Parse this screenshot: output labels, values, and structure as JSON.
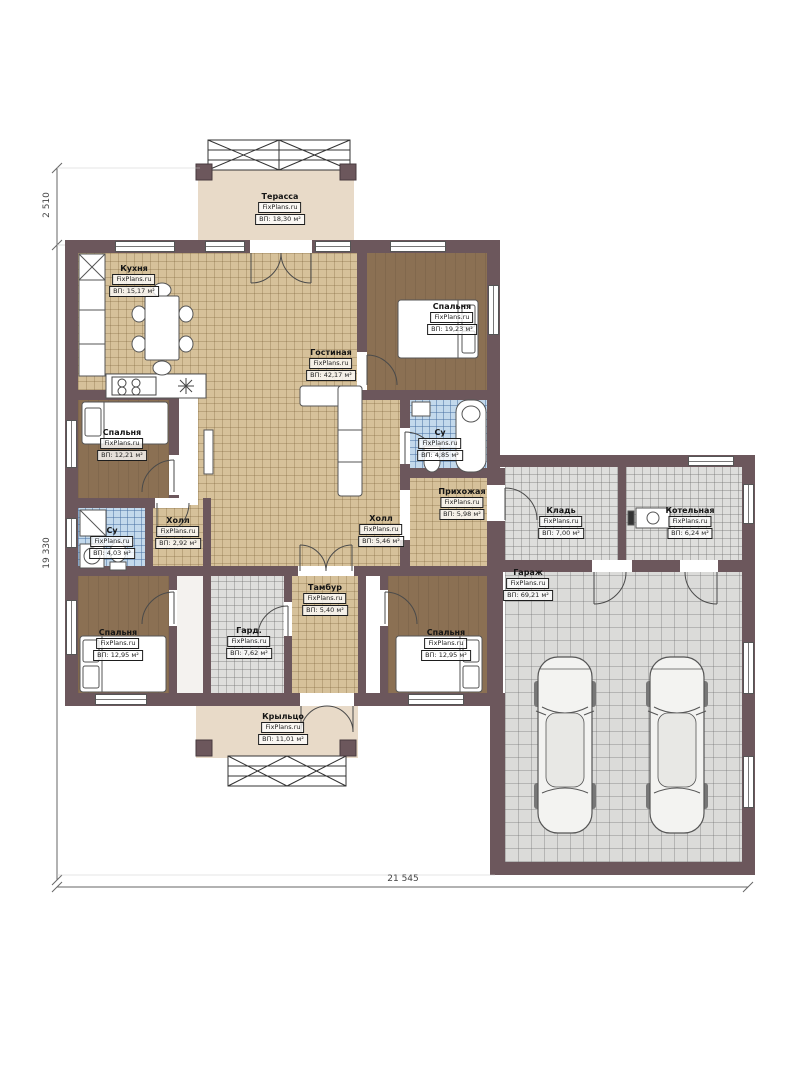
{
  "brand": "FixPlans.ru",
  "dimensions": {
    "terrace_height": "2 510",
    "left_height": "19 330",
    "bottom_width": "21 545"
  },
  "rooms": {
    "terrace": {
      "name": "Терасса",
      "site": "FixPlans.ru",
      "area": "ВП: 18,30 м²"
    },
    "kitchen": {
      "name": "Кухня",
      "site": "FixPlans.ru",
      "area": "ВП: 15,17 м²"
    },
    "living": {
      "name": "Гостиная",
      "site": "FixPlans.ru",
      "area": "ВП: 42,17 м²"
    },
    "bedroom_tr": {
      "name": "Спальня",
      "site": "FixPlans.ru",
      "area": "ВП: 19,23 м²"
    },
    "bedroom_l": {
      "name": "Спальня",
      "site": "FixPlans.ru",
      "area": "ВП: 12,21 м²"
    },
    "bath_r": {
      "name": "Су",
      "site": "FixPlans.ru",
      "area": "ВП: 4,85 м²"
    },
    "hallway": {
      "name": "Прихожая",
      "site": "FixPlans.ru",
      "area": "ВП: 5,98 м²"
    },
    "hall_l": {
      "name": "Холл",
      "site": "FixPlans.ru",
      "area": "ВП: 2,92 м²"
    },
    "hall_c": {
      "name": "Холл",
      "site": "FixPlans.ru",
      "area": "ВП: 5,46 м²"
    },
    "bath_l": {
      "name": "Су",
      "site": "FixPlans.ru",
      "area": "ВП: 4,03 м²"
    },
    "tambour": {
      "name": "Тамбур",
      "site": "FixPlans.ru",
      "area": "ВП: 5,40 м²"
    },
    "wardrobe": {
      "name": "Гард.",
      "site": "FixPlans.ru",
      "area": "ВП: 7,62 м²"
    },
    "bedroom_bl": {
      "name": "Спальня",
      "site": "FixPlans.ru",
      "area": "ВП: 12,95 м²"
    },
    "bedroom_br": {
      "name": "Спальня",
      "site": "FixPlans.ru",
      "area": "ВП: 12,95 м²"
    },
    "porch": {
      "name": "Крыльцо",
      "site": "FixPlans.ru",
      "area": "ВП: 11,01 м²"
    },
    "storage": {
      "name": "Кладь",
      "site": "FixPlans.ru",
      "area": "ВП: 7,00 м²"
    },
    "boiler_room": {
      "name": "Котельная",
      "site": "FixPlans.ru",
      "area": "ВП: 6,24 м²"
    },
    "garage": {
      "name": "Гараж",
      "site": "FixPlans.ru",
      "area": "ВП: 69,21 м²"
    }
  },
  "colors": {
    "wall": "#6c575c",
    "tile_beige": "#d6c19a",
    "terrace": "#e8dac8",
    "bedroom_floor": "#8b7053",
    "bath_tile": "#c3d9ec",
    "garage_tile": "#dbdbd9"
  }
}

*Instructions to follow*
Quote every entry exactly, with the pictures omitted.

*Answer below*
Parse this screenshot: output labels, values, and structure as JSON.
{
  "brand": "FixPlans.ru",
  "dimensions": {
    "terrace_height": "2 510",
    "left_height": "19 330",
    "bottom_width": "21 545"
  },
  "rooms": {
    "terrace": {
      "name": "Терасса",
      "site": "FixPlans.ru",
      "area": "ВП: 18,30 м²"
    },
    "kitchen": {
      "name": "Кухня",
      "site": "FixPlans.ru",
      "area": "ВП: 15,17 м²"
    },
    "living": {
      "name": "Гостиная",
      "site": "FixPlans.ru",
      "area": "ВП: 42,17 м²"
    },
    "bedroom_tr": {
      "name": "Спальня",
      "site": "FixPlans.ru",
      "area": "ВП: 19,23 м²"
    },
    "bedroom_l": {
      "name": "Спальня",
      "site": "FixPlans.ru",
      "area": "ВП: 12,21 м²"
    },
    "bath_r": {
      "name": "Су",
      "site": "FixPlans.ru",
      "area": "ВП: 4,85 м²"
    },
    "hallway": {
      "name": "Прихожая",
      "site": "FixPlans.ru",
      "area": "ВП: 5,98 м²"
    },
    "hall_l": {
      "name": "Холл",
      "site": "FixPlans.ru",
      "area": "ВП: 2,92 м²"
    },
    "hall_c": {
      "name": "Холл",
      "site": "FixPlans.ru",
      "area": "ВП: 5,46 м²"
    },
    "bath_l": {
      "name": "Су",
      "site": "FixPlans.ru",
      "area": "ВП: 4,03 м²"
    },
    "tambour": {
      "name": "Тамбур",
      "site": "FixPlans.ru",
      "area": "ВП: 5,40 м²"
    },
    "wardrobe": {
      "name": "Гард.",
      "site": "FixPlans.ru",
      "area": "ВП: 7,62 м²"
    },
    "bedroom_bl": {
      "name": "Спальня",
      "site": "FixPlans.ru",
      "area": "ВП: 12,95 м²"
    },
    "bedroom_br": {
      "name": "Спальня",
      "site": "FixPlans.ru",
      "area": "ВП: 12,95 м²"
    },
    "porch": {
      "name": "Крыльцо",
      "site": "FixPlans.ru",
      "area": "ВП: 11,01 м²"
    },
    "storage": {
      "name": "Кладь",
      "site": "FixPlans.ru",
      "area": "ВП: 7,00 м²"
    },
    "boiler_room": {
      "name": "Котельная",
      "site": "FixPlans.ru",
      "area": "ВП: 6,24 м²"
    },
    "garage": {
      "name": "Гараж",
      "site": "FixPlans.ru",
      "area": "ВП: 69,21 м²"
    }
  },
  "colors": {
    "wall": "#6c575c",
    "tile_beige": "#d6c19a",
    "terrace": "#e8dac8",
    "bedroom_floor": "#8b7053",
    "bath_tile": "#c3d9ec",
    "garage_tile": "#dbdbd9"
  }
}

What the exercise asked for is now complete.